• MATERIAL:
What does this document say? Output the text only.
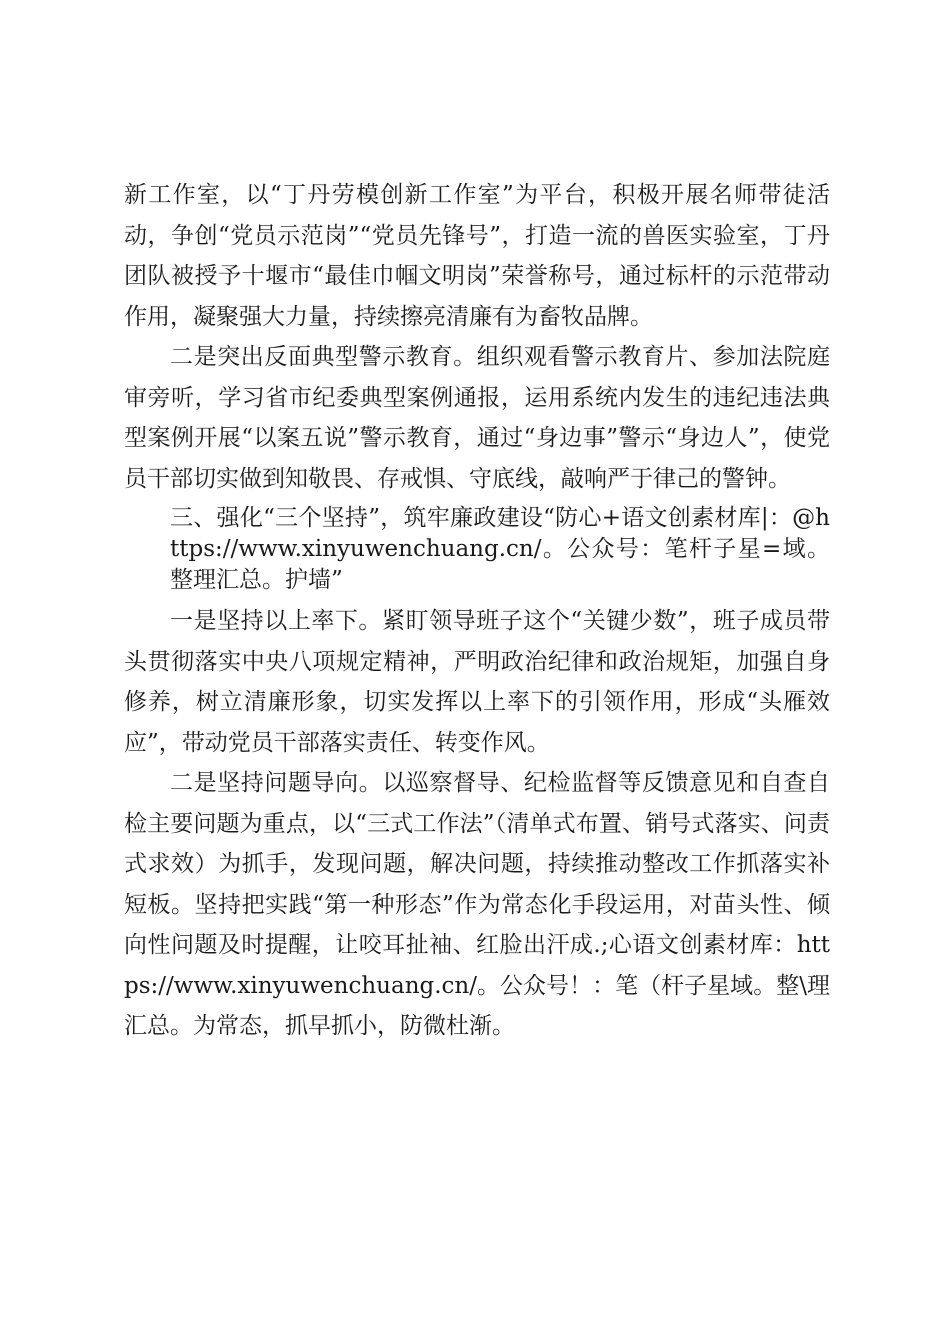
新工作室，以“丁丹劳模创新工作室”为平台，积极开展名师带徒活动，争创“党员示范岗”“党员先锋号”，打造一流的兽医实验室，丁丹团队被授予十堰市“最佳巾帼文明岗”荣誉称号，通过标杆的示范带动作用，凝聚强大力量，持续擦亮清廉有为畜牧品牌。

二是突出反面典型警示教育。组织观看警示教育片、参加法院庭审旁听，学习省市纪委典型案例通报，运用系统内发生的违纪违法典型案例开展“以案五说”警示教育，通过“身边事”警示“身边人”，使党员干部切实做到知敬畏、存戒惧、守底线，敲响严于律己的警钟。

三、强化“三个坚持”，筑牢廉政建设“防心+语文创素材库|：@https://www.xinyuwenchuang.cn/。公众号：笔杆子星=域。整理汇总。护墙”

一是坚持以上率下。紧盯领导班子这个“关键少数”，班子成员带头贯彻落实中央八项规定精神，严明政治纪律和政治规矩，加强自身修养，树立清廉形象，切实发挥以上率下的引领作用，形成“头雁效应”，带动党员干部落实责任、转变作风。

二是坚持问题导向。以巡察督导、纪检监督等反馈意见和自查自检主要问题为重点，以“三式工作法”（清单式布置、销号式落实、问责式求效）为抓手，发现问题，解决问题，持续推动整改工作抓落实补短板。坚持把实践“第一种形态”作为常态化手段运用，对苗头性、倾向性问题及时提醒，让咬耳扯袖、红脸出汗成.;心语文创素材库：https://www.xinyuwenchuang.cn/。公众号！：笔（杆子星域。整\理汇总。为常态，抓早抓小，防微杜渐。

• BRIEF: Return the whole listing, word for word, and leave out every picture.

• COMPLETE OUTPUT:
What does this document say? Output the text only.
新工作室，以“丁丹劳模创新工作室”为平台，积极开展名师带徒活动，争创“党员示范岗”“党员先锋号”，打造一流的兽医实验室，丁丹团队被授予十堰市“最佳巾帼文明岗”荣誉称号，通过标杆的示范带动作用，凝聚强大力量，持续擦亮清廉有为畜牧品牌。

二是突出反面典型警示教育。组织观看警示教育片、参加法院庭审旁听，学习省市纪委典型案例通报，运用系统内发生的违纪违法典型案例开展“以案五说”警示教育，通过“身边事”警示“身边人”，使党员干部切实做到知敬畏、存戒惧、守底线，敲响严于律己的警钟。

三、强化“三个坚持”，筑牢廉政建设“防心+语文创素材库|：@https://www.xinyuwenchuang.cn/。公众号：笔杆子星=域。整理汇总。护墙”

一是坚持以上率下。紧盯领导班子这个“关键少数”，班子成员带头贯彻落实中央八项规定精神，严明政治纪律和政治规矩，加强自身修养，树立清廉形象，切实发挥以上率下的引领作用，形成“头雁效应”，带动党员干部落实责任、转变作风。

二是坚持问题导向。以巡察督导、纪检监督等反馈意见和自查自检主要问题为重点，以“三式工作法”（清单式布置、销号式落实、问责式求效）为抓手，发现问题，解决问题，持续推动整改工作抓落实补短板。坚持把实践“第一种形态”作为常态化手段运用，对苗头性、倾向性问题及时提醒，让咬耳扯袖、红脸出汗成.;心语文创素材库：https://www.xinyuwenchuang.cn/。公众号！：笔（杆子星域。整\理汇总。为常态，抓早抓小，防微杜渐。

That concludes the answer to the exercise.